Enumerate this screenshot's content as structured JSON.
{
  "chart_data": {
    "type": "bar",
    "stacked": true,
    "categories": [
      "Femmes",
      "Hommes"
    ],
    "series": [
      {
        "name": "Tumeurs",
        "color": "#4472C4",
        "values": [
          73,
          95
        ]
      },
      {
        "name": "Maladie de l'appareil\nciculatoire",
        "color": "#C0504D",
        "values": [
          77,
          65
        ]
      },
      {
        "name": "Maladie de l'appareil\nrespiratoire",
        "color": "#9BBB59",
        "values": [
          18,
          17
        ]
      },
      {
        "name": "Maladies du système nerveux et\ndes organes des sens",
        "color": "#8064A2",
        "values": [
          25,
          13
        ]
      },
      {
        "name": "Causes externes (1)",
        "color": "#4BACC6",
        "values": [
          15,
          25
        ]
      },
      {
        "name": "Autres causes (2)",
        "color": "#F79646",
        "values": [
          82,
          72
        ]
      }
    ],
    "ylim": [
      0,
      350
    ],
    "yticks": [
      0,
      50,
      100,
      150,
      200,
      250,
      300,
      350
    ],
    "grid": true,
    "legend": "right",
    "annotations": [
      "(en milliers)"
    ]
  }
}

=-=-=-=-=

**Required work:** Return the listing above in full, character for character.

**Written answer:**
Enumerate this screenshot's content as structured JSON.
{
  "chart_data": {
    "type": "bar",
    "stacked": true,
    "categories": [
      "Femmes",
      "Hommes"
    ],
    "series": [
      {
        "name": "Tumeurs",
        "color": "#4472C4",
        "values": [
          73,
          95
        ]
      },
      {
        "name": "Maladie de l'appareil\nciculatoire",
        "color": "#C0504D",
        "values": [
          77,
          65
        ]
      },
      {
        "name": "Maladie de l'appareil\nrespiratoire",
        "color": "#9BBB59",
        "values": [
          18,
          17
        ]
      },
      {
        "name": "Maladies du système nerveux et\ndes organes des sens",
        "color": "#8064A2",
        "values": [
          25,
          13
        ]
      },
      {
        "name": "Causes externes (1)",
        "color": "#4BACC6",
        "values": [
          15,
          25
        ]
      },
      {
        "name": "Autres causes (2)",
        "color": "#F79646",
        "values": [
          82,
          72
        ]
      }
    ],
    "ylim": [
      0,
      350
    ],
    "yticks": [
      0,
      50,
      100,
      150,
      200,
      250,
      300,
      350
    ],
    "grid": true,
    "legend": "right",
    "annotations": [
      "(en milliers)"
    ]
  }
}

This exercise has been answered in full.